<<<<

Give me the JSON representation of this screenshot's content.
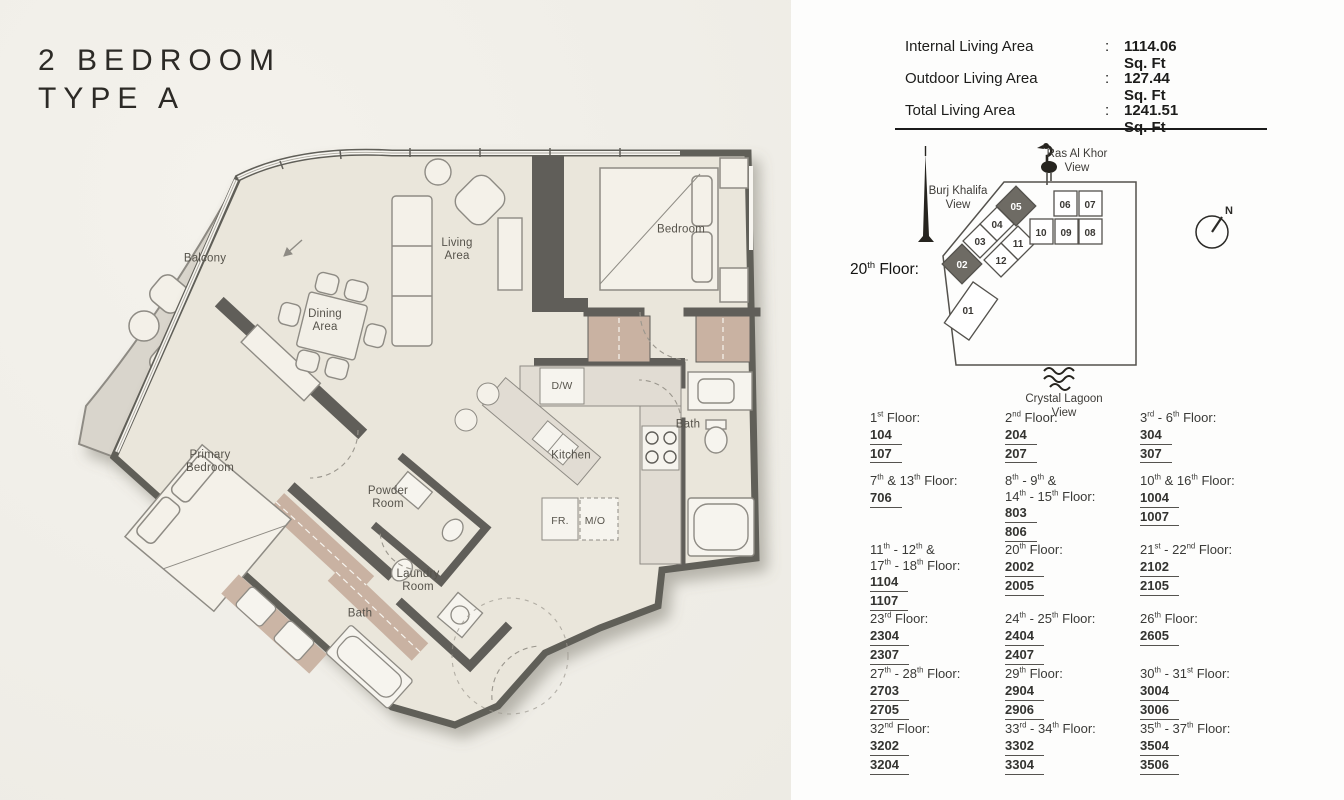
{
  "title": "2 BEDROOM\nTYPE A",
  "stats": {
    "colon": ":",
    "rows": [
      {
        "label": "Internal Living Area",
        "value": "1114.06 Sq. Ft"
      },
      {
        "label": "Outdoor Living Area",
        "value": "127.44 Sq. Ft"
      },
      {
        "label": "Total Living Area",
        "value": "1241.51 Sq. Ft"
      }
    ]
  },
  "key_plan": {
    "floor_label": [
      {
        "t": "20"
      },
      {
        "sup": "th"
      },
      {
        "t": " Floor:"
      }
    ],
    "views": {
      "ras": [
        "Ras Al Khor",
        "View"
      ],
      "burj": [
        "Burj Khalifa",
        "View"
      ],
      "lagoon": [
        "Crystal Lagoon",
        "View"
      ]
    },
    "compass": "N",
    "units": [
      "01",
      "02",
      "03",
      "04",
      "05",
      "06",
      "07",
      "08",
      "09",
      "10",
      "11",
      "12"
    ],
    "highlight_color": "#6e6b64"
  },
  "plan": {
    "rooms": {
      "balcony": "Balcony",
      "living": "Living\nArea",
      "dining": "Dining\nArea",
      "bedroom": "Bedroom",
      "primary": "Primary\nBedroom",
      "powder": "Powder\nRoom",
      "kitchen": "Kitchen",
      "bath1": "Bath",
      "bath2": "Bath",
      "laundry": "Laundry\nRoom",
      "dw": "D/W",
      "fr": "FR.",
      "mo": "M/O"
    }
  },
  "floors": {
    "cells": [
      {
        "label": [
          {
            "t": "1"
          },
          {
            "sup": "st"
          },
          {
            "t": " Floor:"
          }
        ],
        "units": [
          "104",
          "107"
        ]
      },
      {
        "label": [
          {
            "t": "2"
          },
          {
            "sup": "nd"
          },
          {
            "t": " Floor:"
          }
        ],
        "units": [
          "204",
          "207"
        ]
      },
      {
        "label": [
          {
            "t": "3"
          },
          {
            "sup": "rd"
          },
          {
            "t": " - 6"
          },
          {
            "sup": "th"
          },
          {
            "t": " Floor:"
          }
        ],
        "units": [
          "304",
          "307"
        ]
      },
      {
        "label": [
          {
            "t": "7"
          },
          {
            "sup": "th"
          },
          {
            "t": " & 13"
          },
          {
            "sup": "th"
          },
          {
            "t": " Floor:"
          }
        ],
        "units": [
          "706"
        ]
      },
      {
        "label": [
          {
            "t": "8"
          },
          {
            "sup": "th"
          },
          {
            "t": " - 9"
          },
          {
            "sup": "th"
          },
          {
            "t": " &"
          },
          {
            "br": true
          },
          {
            "t": "14"
          },
          {
            "sup": "th"
          },
          {
            "t": " - 15"
          },
          {
            "sup": "th"
          },
          {
            "t": " Floor:"
          }
        ],
        "units": [
          "803",
          "806"
        ]
      },
      {
        "label": [
          {
            "t": "10"
          },
          {
            "sup": "th"
          },
          {
            "t": " & 16"
          },
          {
            "sup": "th"
          },
          {
            "t": " Floor:"
          }
        ],
        "units": [
          "1004",
          "1007"
        ]
      },
      {
        "label": [
          {
            "t": "11"
          },
          {
            "sup": "th"
          },
          {
            "t": " - 12"
          },
          {
            "sup": "th"
          },
          {
            "t": " &"
          },
          {
            "br": true
          },
          {
            "t": "17"
          },
          {
            "sup": "th"
          },
          {
            "t": " - 18"
          },
          {
            "sup": "th"
          },
          {
            "t": " Floor:"
          }
        ],
        "units": [
          "1104",
          "1107"
        ]
      },
      {
        "label": [
          {
            "t": "20"
          },
          {
            "sup": "th"
          },
          {
            "t": " Floor:"
          }
        ],
        "units": [
          "2002",
          "2005"
        ]
      },
      {
        "label": [
          {
            "t": "21"
          },
          {
            "sup": "st"
          },
          {
            "t": " - 22"
          },
          {
            "sup": "nd"
          },
          {
            "t": " Floor:"
          }
        ],
        "units": [
          "2102",
          "2105"
        ]
      },
      {
        "label": [
          {
            "t": "23"
          },
          {
            "sup": "rd"
          },
          {
            "t": " Floor:"
          }
        ],
        "units": [
          "2304",
          "2307"
        ]
      },
      {
        "label": [
          {
            "t": "24"
          },
          {
            "sup": "th"
          },
          {
            "t": " - 25"
          },
          {
            "sup": "th"
          },
          {
            "t": " Floor:"
          }
        ],
        "units": [
          "2404",
          "2407"
        ]
      },
      {
        "label": [
          {
            "t": "26"
          },
          {
            "sup": "th"
          },
          {
            "t": " Floor:"
          }
        ],
        "units": [
          "2605"
        ]
      },
      {
        "label": [
          {
            "t": "27"
          },
          {
            "sup": "th"
          },
          {
            "t": " - 28"
          },
          {
            "sup": "th"
          },
          {
            "t": " Floor:"
          }
        ],
        "units": [
          "2703",
          "2705"
        ]
      },
      {
        "label": [
          {
            "t": "29"
          },
          {
            "sup": "th"
          },
          {
            "t": " Floor:"
          }
        ],
        "units": [
          "2904",
          "2906"
        ]
      },
      {
        "label": [
          {
            "t": "30"
          },
          {
            "sup": "th"
          },
          {
            "t": " - 31"
          },
          {
            "sup": "st"
          },
          {
            "t": " Floor:"
          }
        ],
        "units": [
          "3004",
          "3006"
        ]
      },
      {
        "label": [
          {
            "t": "32"
          },
          {
            "sup": "nd"
          },
          {
            "t": " Floor:"
          }
        ],
        "units": [
          "3202",
          "3204"
        ]
      },
      {
        "label": [
          {
            "t": "33"
          },
          {
            "sup": "rd"
          },
          {
            "t": " - 34"
          },
          {
            "sup": "th"
          },
          {
            "t": " Floor:"
          }
        ],
        "units": [
          "3302",
          "3304"
        ]
      },
      {
        "label": [
          {
            "t": "35"
          },
          {
            "sup": "th"
          },
          {
            "t": " - 37"
          },
          {
            "sup": "th"
          },
          {
            "t": " Floor:"
          }
        ],
        "units": [
          "3504",
          "3506"
        ]
      }
    ]
  }
}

>>>>

### Task goal:
Give the data again exactly as written, with all pictures left out.

### Finished exercise:
Give me the JSON representation of this screenshot's content.
{
  "title": "2 BEDROOM\nTYPE A",
  "stats": {
    "colon": ":",
    "rows": [
      {
        "label": "Internal Living Area",
        "value": "1114.06 Sq. Ft"
      },
      {
        "label": "Outdoor Living Area",
        "value": "127.44 Sq. Ft"
      },
      {
        "label": "Total Living Area",
        "value": "1241.51 Sq. Ft"
      }
    ]
  },
  "key_plan": {
    "floor_label": [
      {
        "t": "20"
      },
      {
        "sup": "th"
      },
      {
        "t": " Floor:"
      }
    ],
    "views": {
      "ras": [
        "Ras Al Khor",
        "View"
      ],
      "burj": [
        "Burj Khalifa",
        "View"
      ],
      "lagoon": [
        "Crystal Lagoon",
        "View"
      ]
    },
    "compass": "N",
    "units": [
      "01",
      "02",
      "03",
      "04",
      "05",
      "06",
      "07",
      "08",
      "09",
      "10",
      "11",
      "12"
    ],
    "highlight_color": "#6e6b64"
  },
  "plan": {
    "rooms": {
      "balcony": "Balcony",
      "living": "Living\nArea",
      "dining": "Dining\nArea",
      "bedroom": "Bedroom",
      "primary": "Primary\nBedroom",
      "powder": "Powder\nRoom",
      "kitchen": "Kitchen",
      "bath1": "Bath",
      "bath2": "Bath",
      "laundry": "Laundry\nRoom",
      "dw": "D/W",
      "fr": "FR.",
      "mo": "M/O"
    }
  },
  "floors": {
    "cells": [
      {
        "label": [
          {
            "t": "1"
          },
          {
            "sup": "st"
          },
          {
            "t": " Floor:"
          }
        ],
        "units": [
          "104",
          "107"
        ]
      },
      {
        "label": [
          {
            "t": "2"
          },
          {
            "sup": "nd"
          },
          {
            "t": " Floor:"
          }
        ],
        "units": [
          "204",
          "207"
        ]
      },
      {
        "label": [
          {
            "t": "3"
          },
          {
            "sup": "rd"
          },
          {
            "t": " - 6"
          },
          {
            "sup": "th"
          },
          {
            "t": " Floor:"
          }
        ],
        "units": [
          "304",
          "307"
        ]
      },
      {
        "label": [
          {
            "t": "7"
          },
          {
            "sup": "th"
          },
          {
            "t": " & 13"
          },
          {
            "sup": "th"
          },
          {
            "t": " Floor:"
          }
        ],
        "units": [
          "706"
        ]
      },
      {
        "label": [
          {
            "t": "8"
          },
          {
            "sup": "th"
          },
          {
            "t": " - 9"
          },
          {
            "sup": "th"
          },
          {
            "t": " &"
          },
          {
            "br": true
          },
          {
            "t": "14"
          },
          {
            "sup": "th"
          },
          {
            "t": " - 15"
          },
          {
            "sup": "th"
          },
          {
            "t": " Floor:"
          }
        ],
        "units": [
          "803",
          "806"
        ]
      },
      {
        "label": [
          {
            "t": "10"
          },
          {
            "sup": "th"
          },
          {
            "t": " & 16"
          },
          {
            "sup": "th"
          },
          {
            "t": " Floor:"
          }
        ],
        "units": [
          "1004",
          "1007"
        ]
      },
      {
        "label": [
          {
            "t": "11"
          },
          {
            "sup": "th"
          },
          {
            "t": " - 12"
          },
          {
            "sup": "th"
          },
          {
            "t": " &"
          },
          {
            "br": true
          },
          {
            "t": "17"
          },
          {
            "sup": "th"
          },
          {
            "t": " - 18"
          },
          {
            "sup": "th"
          },
          {
            "t": " Floor:"
          }
        ],
        "units": [
          "1104",
          "1107"
        ]
      },
      {
        "label": [
          {
            "t": "20"
          },
          {
            "sup": "th"
          },
          {
            "t": " Floor:"
          }
        ],
        "units": [
          "2002",
          "2005"
        ]
      },
      {
        "label": [
          {
            "t": "21"
          },
          {
            "sup": "st"
          },
          {
            "t": " - 22"
          },
          {
            "sup": "nd"
          },
          {
            "t": " Floor:"
          }
        ],
        "units": [
          "2102",
          "2105"
        ]
      },
      {
        "label": [
          {
            "t": "23"
          },
          {
            "sup": "rd"
          },
          {
            "t": " Floor:"
          }
        ],
        "units": [
          "2304",
          "2307"
        ]
      },
      {
        "label": [
          {
            "t": "24"
          },
          {
            "sup": "th"
          },
          {
            "t": " - 25"
          },
          {
            "sup": "th"
          },
          {
            "t": " Floor:"
          }
        ],
        "units": [
          "2404",
          "2407"
        ]
      },
      {
        "label": [
          {
            "t": "26"
          },
          {
            "sup": "th"
          },
          {
            "t": " Floor:"
          }
        ],
        "units": [
          "2605"
        ]
      },
      {
        "label": [
          {
            "t": "27"
          },
          {
            "sup": "th"
          },
          {
            "t": " - 28"
          },
          {
            "sup": "th"
          },
          {
            "t": " Floor:"
          }
        ],
        "units": [
          "2703",
          "2705"
        ]
      },
      {
        "label": [
          {
            "t": "29"
          },
          {
            "sup": "th"
          },
          {
            "t": " Floor:"
          }
        ],
        "units": [
          "2904",
          "2906"
        ]
      },
      {
        "label": [
          {
            "t": "30"
          },
          {
            "sup": "th"
          },
          {
            "t": " - 31"
          },
          {
            "sup": "st"
          },
          {
            "t": " Floor:"
          }
        ],
        "units": [
          "3004",
          "3006"
        ]
      },
      {
        "label": [
          {
            "t": "32"
          },
          {
            "sup": "nd"
          },
          {
            "t": " Floor:"
          }
        ],
        "units": [
          "3202",
          "3204"
        ]
      },
      {
        "label": [
          {
            "t": "33"
          },
          {
            "sup": "rd"
          },
          {
            "t": " - 34"
          },
          {
            "sup": "th"
          },
          {
            "t": " Floor:"
          }
        ],
        "units": [
          "3302",
          "3304"
        ]
      },
      {
        "label": [
          {
            "t": "35"
          },
          {
            "sup": "th"
          },
          {
            "t": " - 37"
          },
          {
            "sup": "th"
          },
          {
            "t": " Floor:"
          }
        ],
        "units": [
          "3504",
          "3506"
        ]
      }
    ]
  }
}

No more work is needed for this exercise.